» **Aim of the exercise**:
Print the stretch of lines in the rows below, from the one containing "satellite-map: Copyright ©" through the one containing "west-dot-8 — [641, 1048, 653, 1058]", character for character and with nothing else.

##### Exercise inputs

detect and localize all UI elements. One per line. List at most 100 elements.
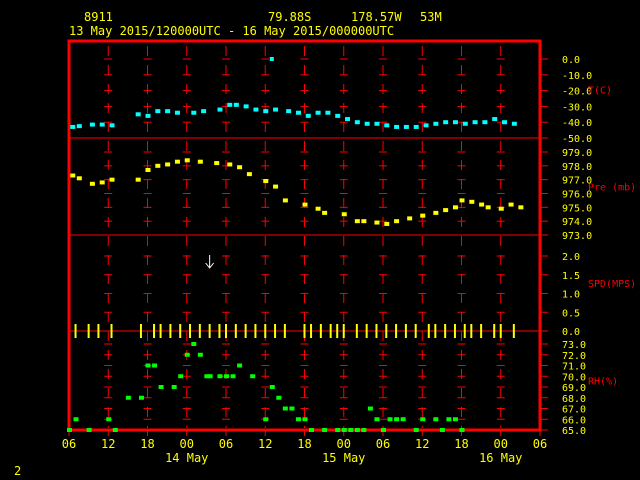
x-tick-label: 00 [337, 437, 351, 451]
temp-point [433, 121, 439, 126]
pressure-point [165, 162, 171, 167]
temp-point [174, 110, 180, 115]
rh-point [400, 417, 406, 422]
pressure-point [89, 181, 95, 186]
rh-point [335, 428, 341, 432]
pressure-point [273, 184, 279, 189]
y-tick-label: 979.0 [562, 148, 592, 159]
rh-point [204, 374, 210, 379]
temp-point [305, 113, 311, 118]
pressure-point [70, 173, 76, 178]
wind-arrow-icon [205, 255, 215, 269]
pressure-point [246, 172, 252, 177]
temp-point [191, 110, 197, 115]
page-number: 2 [14, 464, 22, 478]
rh-point [322, 428, 328, 432]
rh-point [282, 406, 288, 411]
temp-point [70, 124, 76, 129]
rh-point [125, 395, 131, 400]
temp-point [227, 102, 233, 107]
y-tick-label: 0.0 [562, 327, 580, 338]
temp-point [155, 109, 161, 114]
pressure-point [341, 212, 347, 217]
elevation: 53M [420, 10, 442, 24]
y-tick-label: -40.0 [562, 118, 592, 129]
x-tick-label: 18 [454, 437, 468, 451]
y-tick-label: 976.0 [562, 190, 592, 201]
x-tick-label: 12 [415, 437, 429, 451]
temp-point [295, 110, 301, 115]
rh-point [138, 395, 144, 400]
rh-point [354, 428, 360, 432]
temp-point [335, 113, 341, 118]
pressure-point [354, 219, 360, 224]
rh-point [439, 428, 445, 432]
y-tick-label: -10.0 [562, 71, 592, 82]
temp-point [201, 109, 207, 114]
y-tick-label: 66.0 [562, 415, 586, 426]
rh-point [106, 417, 112, 422]
x-tick-label: 00 [180, 437, 194, 451]
y-tick-label: 974.0 [562, 217, 592, 228]
x-date-label: 16 May [479, 451, 522, 465]
rh-point [367, 406, 373, 411]
rh-point [250, 374, 256, 379]
pressure-point [420, 213, 426, 218]
y-tick-label: 68.0 [562, 394, 586, 405]
pressure-point [498, 206, 504, 211]
pressure-point [374, 220, 380, 225]
pressure-point [282, 198, 288, 203]
temp-point [109, 123, 115, 128]
temp-point [394, 124, 400, 129]
rh-point [86, 428, 92, 432]
rh-point [420, 417, 426, 422]
pressure-point [263, 179, 269, 184]
rh-point [237, 363, 243, 368]
rh-point [263, 417, 269, 422]
temp-point [263, 109, 269, 114]
pressure-point [508, 202, 514, 207]
pressure-point [433, 210, 439, 215]
y-tick-label: 975.0 [562, 203, 592, 214]
x-tick-label: 06 [62, 437, 76, 451]
x-tick-label: 06 [376, 437, 390, 451]
rh-point [207, 374, 213, 379]
rh-point [73, 417, 79, 422]
rh-point [276, 395, 282, 400]
temp-point [286, 109, 292, 114]
y-tick-label: 70.0 [562, 372, 586, 383]
rh-point [197, 352, 203, 357]
temp-point [325, 110, 331, 115]
pressure-point [197, 159, 203, 164]
rh-point [374, 417, 380, 422]
station-id: 8911 [84, 10, 113, 24]
pressure-point [518, 205, 524, 210]
x-tick-label: 06 [533, 437, 547, 451]
time-range: 13 May 2015/120000UTC - 16 May 2015/0000… [69, 24, 395, 38]
rh-point [302, 417, 308, 422]
rh-point [158, 385, 164, 389]
temp-point [217, 107, 223, 112]
temp-point [502, 120, 508, 125]
rh-point [269, 385, 275, 389]
pressure-point [184, 158, 190, 163]
pressure-point [479, 202, 485, 207]
y-tick-label: -30.0 [562, 102, 592, 113]
y-tick-label: -50.0 [562, 134, 592, 145]
pressure-point [214, 161, 220, 166]
x-date-label: 15 May [322, 451, 365, 465]
temp-point [472, 120, 478, 125]
y-tick-label: 73.0 [562, 340, 586, 351]
temp-point [76, 124, 82, 129]
rh-point [178, 374, 184, 379]
x-tick-label: 06 [219, 437, 233, 451]
rh-point [217, 374, 223, 379]
temp-point [462, 121, 468, 126]
panel-label-wind: SPD(MPS) [588, 279, 636, 290]
pressure-point [315, 206, 321, 211]
y-tick-label: 978.0 [562, 162, 592, 173]
rh-point [433, 417, 439, 422]
y-tick-label: 977.0 [562, 176, 592, 187]
pressure-point [135, 177, 141, 182]
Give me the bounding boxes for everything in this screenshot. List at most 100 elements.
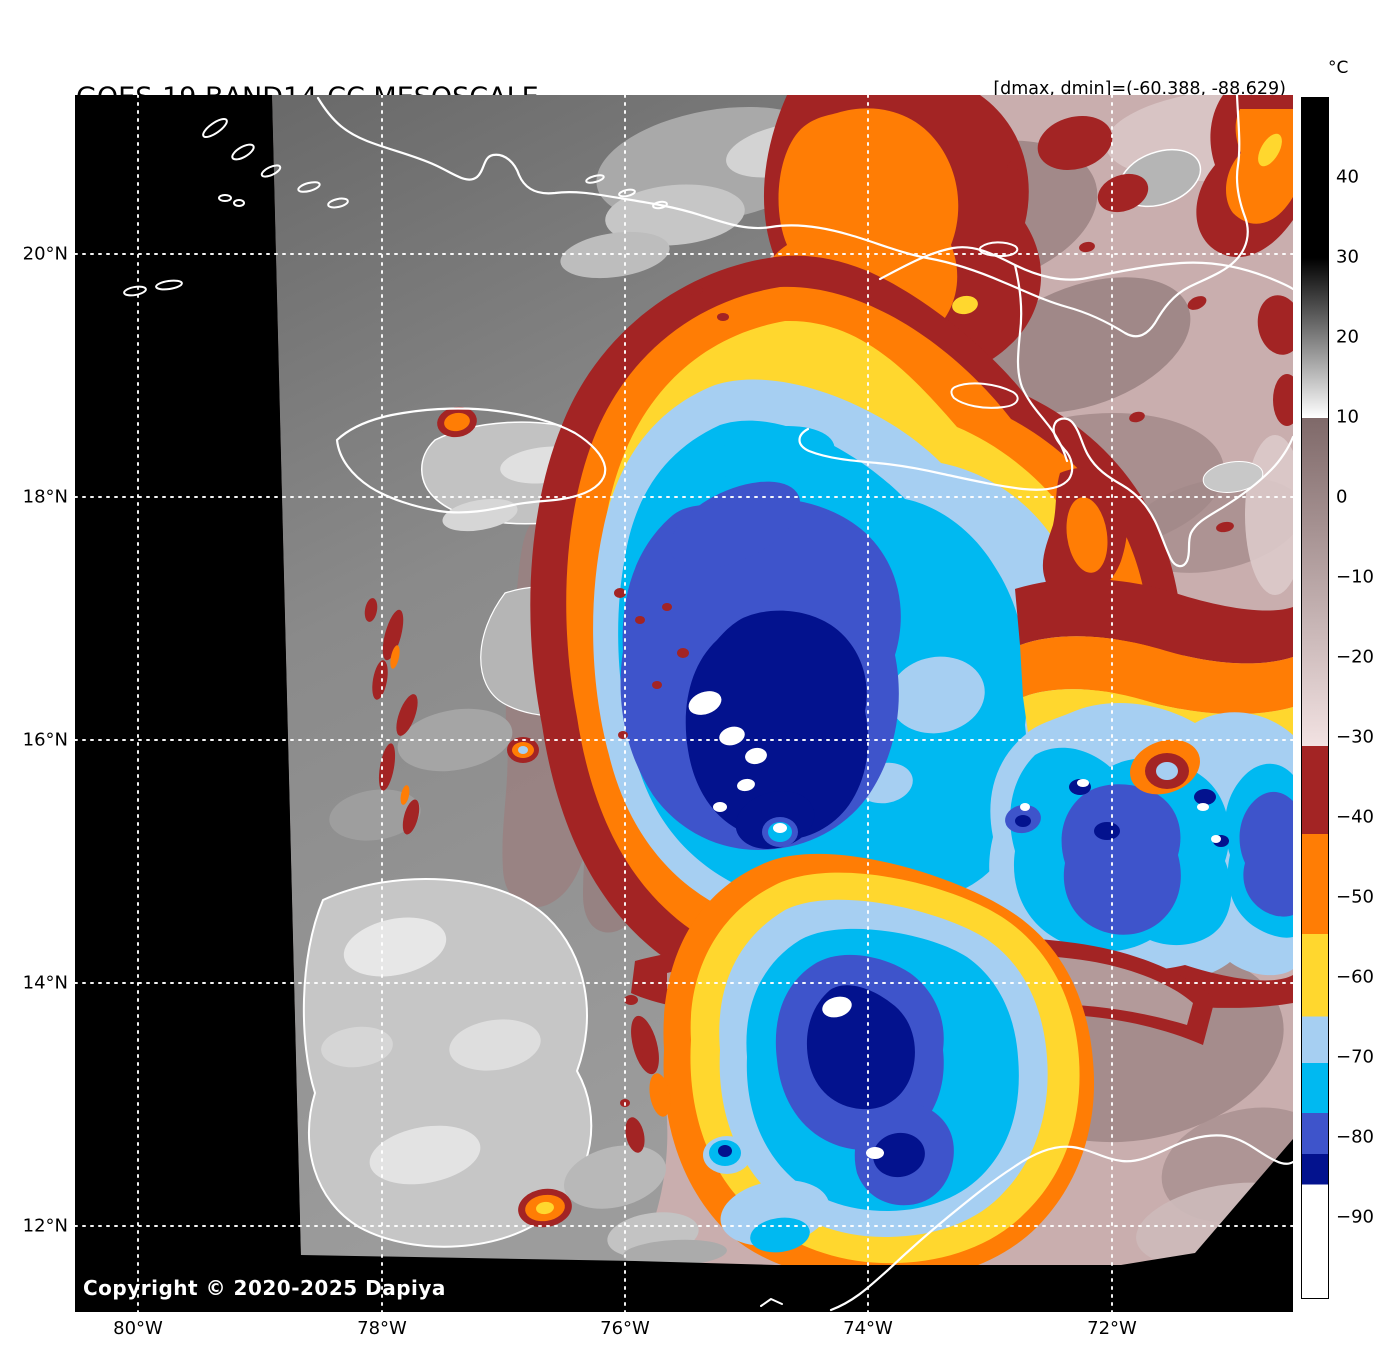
satellite-map: Copyright © 2020-2025 Dapiya — [75, 95, 1293, 1312]
nodata-left-mask — [75, 95, 301, 1312]
colorbar-tick--20: −20 — [1336, 646, 1374, 668]
east-white-2 — [1020, 803, 1030, 811]
west-dot-2 — [635, 616, 645, 624]
southblob-white-2 — [866, 1147, 884, 1159]
cloud-midwest-2 — [329, 789, 421, 841]
convection-top-dr2 — [1037, 116, 1113, 170]
convection-ne-dr5 — [1273, 374, 1293, 426]
nodata-bottom-mask — [75, 1139, 1293, 1312]
coastline-cayman-1 — [123, 285, 147, 297]
west-dot-8 — [641, 1048, 653, 1058]
colorbar-tick--60: −60 — [1336, 966, 1374, 988]
mainblob-navy — [685, 610, 869, 841]
cloud-cumulus-b1 — [343, 917, 447, 977]
colorbar-tick-0: 0 — [1336, 486, 1348, 508]
x-tick-72°W: 72°W — [1087, 1318, 1137, 1339]
mainblob-white-3 — [745, 747, 767, 765]
speckle-2 — [1079, 241, 1095, 253]
convection-ne-dr4 — [1257, 295, 1293, 355]
sw-warm-2 — [649, 1073, 671, 1117]
x-tick-74°W: 74°W — [843, 1318, 893, 1339]
colorbar-tick--90: −90 — [1336, 1206, 1374, 1228]
west-dot-7 — [624, 995, 638, 1005]
mainblob-white-dot-se — [773, 823, 787, 833]
coastline-cay-9 — [618, 188, 636, 198]
east-navy-4 — [1194, 789, 1216, 805]
speckle-3 — [1187, 296, 1207, 310]
colorbar-tick--30: −30 — [1336, 726, 1374, 748]
east-white-3 — [1197, 803, 1209, 811]
cloud-cumulus-b4 — [321, 1026, 393, 1068]
speckle-4 — [1129, 411, 1145, 423]
coastline-hispaniola-south — [798, 417, 1293, 568]
coastline-cay-3 — [260, 164, 282, 178]
west-streak-1 — [382, 609, 404, 661]
colorbar-tick-20: 20 — [1336, 326, 1359, 348]
x-tick-76°W: 76°W — [600, 1318, 650, 1339]
coastline-cayman-2 — [155, 279, 183, 291]
colorbar-tick-40: 40 — [1336, 166, 1359, 188]
east-band-darkred — [1015, 578, 1293, 664]
satellite-imagery — [75, 95, 1293, 1312]
x-tick-80°W: 80°W — [113, 1318, 163, 1339]
cloud-midwest-1 — [397, 708, 513, 772]
colorbar-tick-30: 30 — [1336, 246, 1359, 268]
west-dot-4 — [677, 648, 689, 658]
west-dot-1 — [614, 588, 626, 598]
west-dot-3 — [662, 603, 672, 611]
speckle-5 — [1216, 521, 1234, 533]
colorbar-tick--80: −80 — [1336, 1126, 1374, 1148]
coastline-nub — [760, 1298, 783, 1307]
mainblob-cyan-north — [715, 426, 835, 484]
colorbar-tick--70: −70 — [1336, 1046, 1374, 1068]
coastline-hispaniola-north — [878, 246, 1293, 463]
west-dot-5 — [652, 681, 662, 689]
cloud-cuba-4 — [560, 231, 670, 279]
connector-orange — [1066, 497, 1108, 573]
convection-top-dr3 — [1097, 173, 1149, 213]
coastline-cay-10 — [652, 200, 668, 210]
east-navy-3 — [1015, 815, 1031, 827]
west-streak-4 — [378, 743, 396, 791]
west-streak-or2 — [400, 785, 410, 805]
west-spot3-yellow — [536, 1201, 554, 1215]
mainblob-white-5 — [713, 802, 727, 812]
y-tick-12°N: 12°N — [22, 1215, 68, 1237]
x-tick-78°W: 78°W — [357, 1318, 407, 1339]
east-white-1 — [1077, 779, 1089, 787]
latitude-axis: 20°N 18°N 16°N 14°N 12°N — [0, 0, 68, 1359]
colorbar-tick--10: −10 — [1336, 566, 1374, 588]
sw-warm-3 — [625, 1117, 645, 1153]
coastline-tortuga — [978, 241, 1019, 257]
colorbar-tick-labels: 40 30 20 10 0 −10 −20 −30 −40 −50 −60 −70 −80 −90 — [1336, 97, 1390, 1297]
east-band-orange — [1020, 636, 1293, 715]
copyright-text: Copyright © 2020-2025 Dapiya — [83, 1276, 446, 1300]
east-warmring-center — [1156, 762, 1178, 780]
west-dot-6 — [618, 731, 628, 739]
west-dot-10 — [687, 285, 703, 295]
coastline-cay-4 — [218, 194, 232, 202]
coastline-cay-2 — [231, 143, 255, 161]
west-dot-11 — [717, 313, 729, 321]
convection-top-yellow-1 — [952, 295, 978, 315]
coastline-cuba — [316, 95, 1249, 338]
southblob-navy-2 — [873, 1132, 925, 1178]
west-streak-2 — [372, 660, 388, 700]
east-white-4 — [1211, 835, 1221, 843]
mainblob-white-4 — [737, 778, 755, 792]
west-streak-5 — [402, 799, 420, 835]
colorbar-tick--50: −50 — [1336, 886, 1374, 908]
convection-ne-yellow — [1258, 133, 1282, 167]
cloud-bottom-center — [623, 1239, 727, 1267]
y-tick-14°N: 14°N — [22, 972, 68, 994]
cloud-sw-1 — [564, 1145, 666, 1209]
y-tick-18°N: 18°N — [22, 486, 68, 508]
west-spot2-lightblue — [518, 746, 528, 754]
colorbar-tick--40: −40 — [1336, 806, 1374, 828]
longitude-axis: 80°W 78°W 76°W 74°W 72°W — [0, 1318, 1390, 1348]
east-navy-2 — [1094, 822, 1120, 840]
sw-warm-1 — [631, 1015, 659, 1075]
y-tick-16°N: 16°N — [22, 729, 68, 751]
convection-ne-orange — [1226, 109, 1293, 224]
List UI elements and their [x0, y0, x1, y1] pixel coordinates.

##########

» **Answer to the task**:
satellite-map: Copyright © 2020-2025 Dapiya — [75, 95, 1293, 1312]
nodata-left-mask — [75, 95, 301, 1312]
colorbar-tick--20: −20 — [1336, 646, 1374, 668]
east-white-2 — [1020, 803, 1030, 811]
west-dot-2 — [635, 616, 645, 624]
southblob-white-2 — [866, 1147, 884, 1159]
cloud-midwest-2 — [329, 789, 421, 841]
convection-top-dr2 — [1037, 116, 1113, 170]
convection-ne-dr5 — [1273, 374, 1293, 426]
nodata-bottom-mask — [75, 1139, 1293, 1312]
coastline-cayman-1 — [123, 285, 147, 297]
west-dot-8 — [641, 1048, 653, 1058]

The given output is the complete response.